Required task: Could you write out every record below exactly, leaving out any pictures?

# Given entries start

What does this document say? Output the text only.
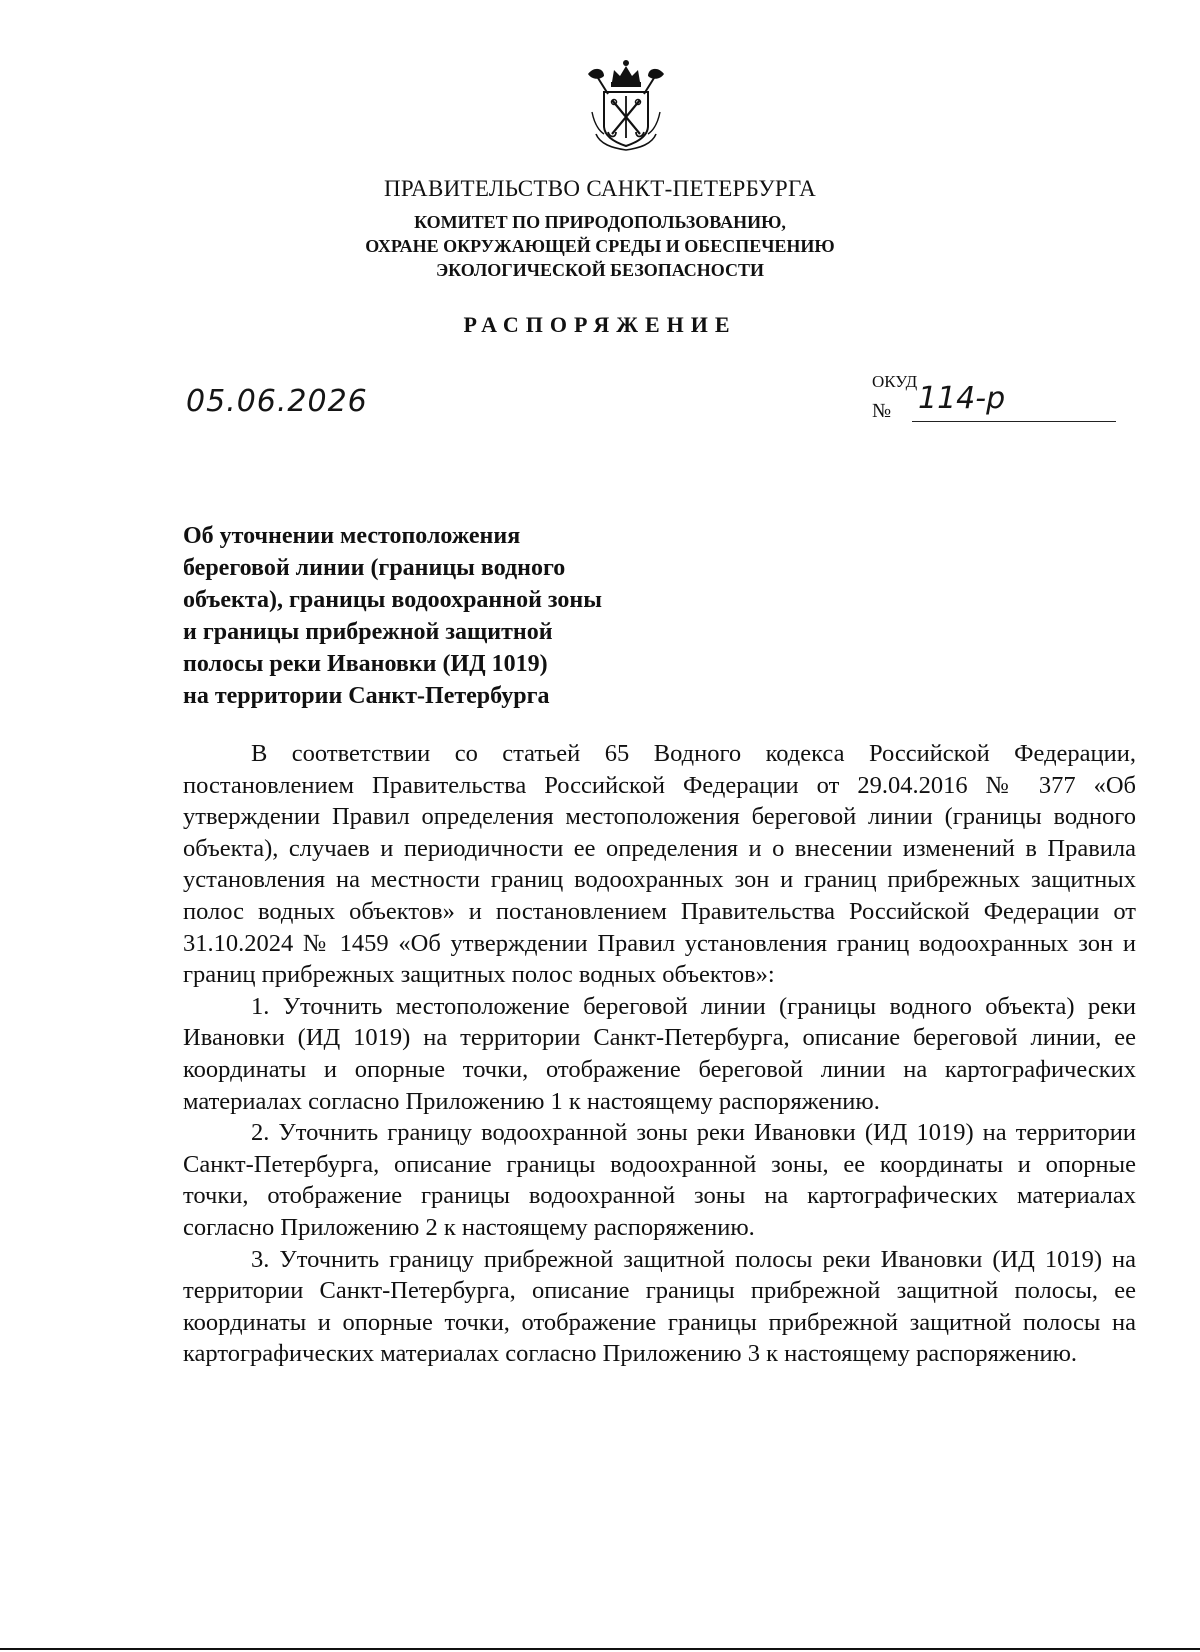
ПРАВИТЕЛЬСТВО САНКТ-ПЕТЕРБУРГА
КОМИТЕТ ПО ПРИРОДОПОЛЬЗОВАНИЮ,
ОХРАНЕ ОКРУЖАЮЩЕЙ СРЕДЫ И ОБЕСПЕЧЕНИЮ
ЭКОЛОГИЧЕСКОЙ БЕЗОПАСНОСТИ
РАСПОРЯЖЕНИЕ
05.06.2026
ОКУД
№ 114-р
Об уточнении местоположения
береговой линии (границы водного
объекта), границы водоохранной зоны
и границы прибрежной защитной
полосы реки Ивановки (ИД 1019)
на территории Санкт-Петербурга

В соответствии со статьей 65 Водного кодекса Российской Федерации, постановлением Правительства Российской Федерации от 29.04.2016 № 377 «Об утверждении Правил определения местоположения береговой линии (границы водного объекта), случаев и периодичности ее определения и о внесении изменений в Правила установления на местности границ водоохранных зон и границ прибрежных защитных полос водных объектов» и постановлением Правительства Российской Федерации от 31.10.2024 № 1459 «Об утверждении Правил установления границ водоохранных зон и границ прибрежных защитных полос водных объектов»:

1. Уточнить местоположение береговой линии (границы водного объекта) реки Ивановки (ИД 1019) на территории Санкт-Петербурга, описание береговой линии, ее координаты и опорные точки, отображение береговой линии на картографических материалах согласно Приложению 1 к настоящему распоряжению.

2. Уточнить границу водоохранной зоны реки Ивановки (ИД 1019) на территории Санкт-Петербурга, описание границы водоохранной зоны, ее координаты и опорные точки, отображение границы водоохранной зоны на картографических материалах согласно Приложению 2 к настоящему распоряжению.

3. Уточнить границу прибрежной защитной полосы реки Ивановки (ИД 1019) на территории Санкт-Петербурга, описание границы прибрежной защитной полосы, ее координаты и опорные точки, отображение границы прибрежной защитной полосы на картографических материалах согласно Приложению 3 к настоящему распоряжению.
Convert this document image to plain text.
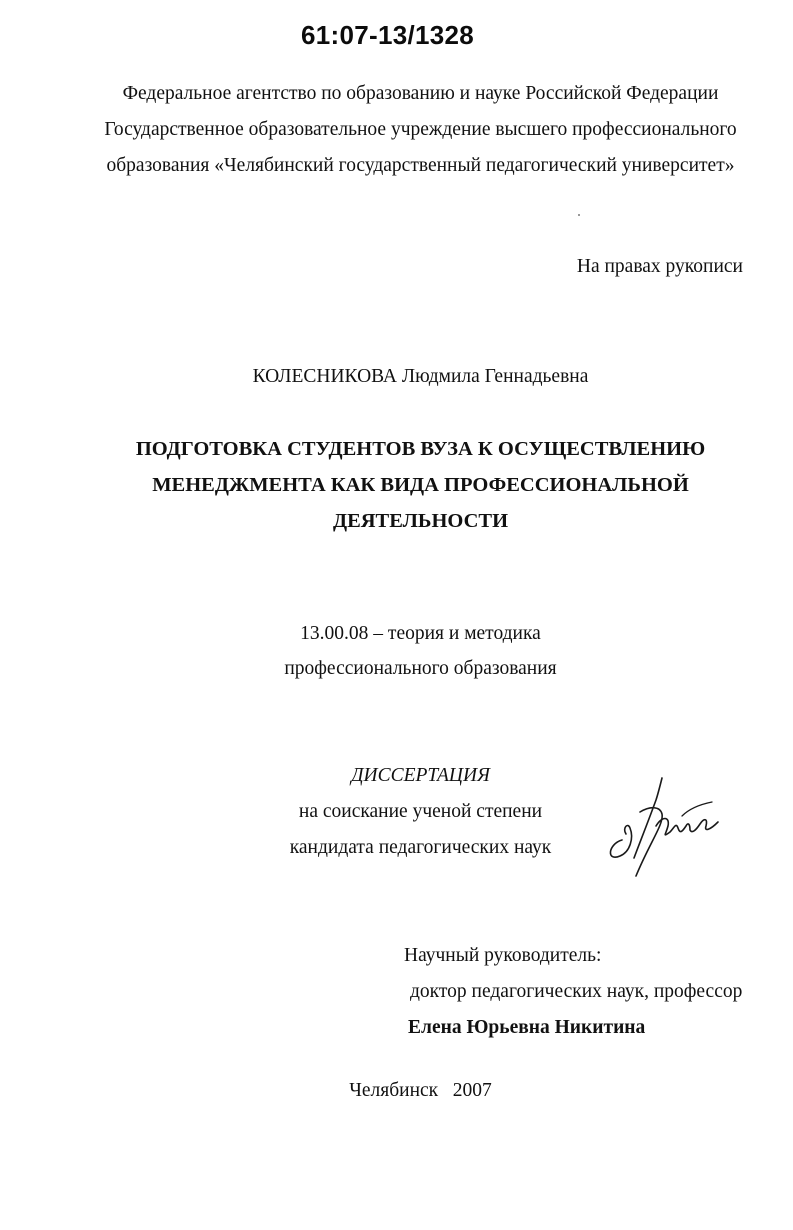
61:07-13/1328
Федеральное агентство по образованию и науке Российской Федерации
Государственное образовательное учреждение высшего профессионального
образования «Челябинский государственный педагогический университет»
На правах рукописи
КОЛЕСНИКОВА Людмила Геннадьевна
ПОДГОТОВКА СТУДЕНТОВ ВУЗА К ОСУЩЕСТВЛЕНИЮ
МЕНЕДЖМЕНТА КАК ВИДА ПРОФЕССИОНАЛЬНОЙ
ДЕЯТЕЛЬНОСТИ
13.00.08 – теория и методика
профессионального образования
ДИССЕРТАЦИЯ
на соискание ученой степени
кандидата педагогических наук
Научный руководитель:
доктор педагогических наук, профессор
Елена Юрьевна Никитина
Челябинск   2007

# Given entries end

Complete response:
What does this document say? Output the text only.
ПРАВИТЕЛЬСТВО САНКТ-ПЕТЕРБУРГА
КОМИТЕТ ПО ПРИРОДОПОЛЬЗОВАНИЮ,
ОХРАНЕ ОКРУЖАЮЩЕЙ СРЕДЫ И ОБЕСПЕЧЕНИЮ
ЭКОЛОГИЧЕСКОЙ БЕЗОПАСНОСТИ
РАСПОРЯЖЕНИЕ
05.06.2026
ОКУД
№ 114-р
Об уточнении местоположения
береговой линии (границы водного
объекта), границы водоохранной зоны
и границы прибрежной защитной
полосы реки Ивановки (ИД 1019)
на территории Санкт-Петербурга

В соответствии со статьей 65 Водного кодекса Российской Федерации, постановлением Правительства Российской Федерации от 29.04.2016 № 377 «Об утверждении Правил определения местоположения береговой линии (границы водного объекта), случаев и периодичности ее определения и о внесении изменений в Правила установления на местности границ водоохранных зон и границ прибрежных защитных полос водных объектов» и постановлением Правительства Российской Федерации от 31.10.2024 № 1459 «Об утверждении Правил установления границ водоохранных зон и границ прибрежных защитных полос водных объектов»:

1. Уточнить местоположение береговой линии (границы водного объекта) реки Ивановки (ИД 1019) на территории Санкт-Петербурга, описание береговой линии, ее координаты и опорные точки, отображение береговой линии на картографических материалах согласно Приложению 1 к настоящему распоряжению.

2. Уточнить границу водоохранной зоны реки Ивановки (ИД 1019) на территории Санкт-Петербурга, описание границы водоохранной зоны, ее координаты и опорные точки, отображение границы водоохранной зоны на картографических материалах согласно Приложению 2 к настоящему распоряжению.

3. Уточнить границу прибрежной защитной полосы реки Ивановки (ИД 1019) на территории Санкт-Петербурга, описание границы прибрежной защитной полосы, ее координаты и опорные точки, отображение границы прибрежной защитной полосы на картографических материалах согласно Приложению 3 к настоящему распоряжению.
Convert this document image to plain text.
61:07-13/1328
Федеральное агентство по образованию и науке Российской Федерации
Государственное образовательное учреждение высшего профессионального
образования «Челябинский государственный педагогический университет»
На правах рукописи
КОЛЕСНИКОВА Людмила Геннадьевна
ПОДГОТОВКА СТУДЕНТОВ ВУЗА К ОСУЩЕСТВЛЕНИЮ
МЕНЕДЖМЕНТА КАК ВИДА ПРОФЕССИОНАЛЬНОЙ
ДЕЯТЕЛЬНОСТИ
13.00.08 – теория и методика
профессионального образования
ДИССЕРТАЦИЯ
на соискание ученой степени
кандидата педагогических наук
Научный руководитель:
доктор педагогических наук, профессор
Елена Юрьевна Никитина
Челябинск   2007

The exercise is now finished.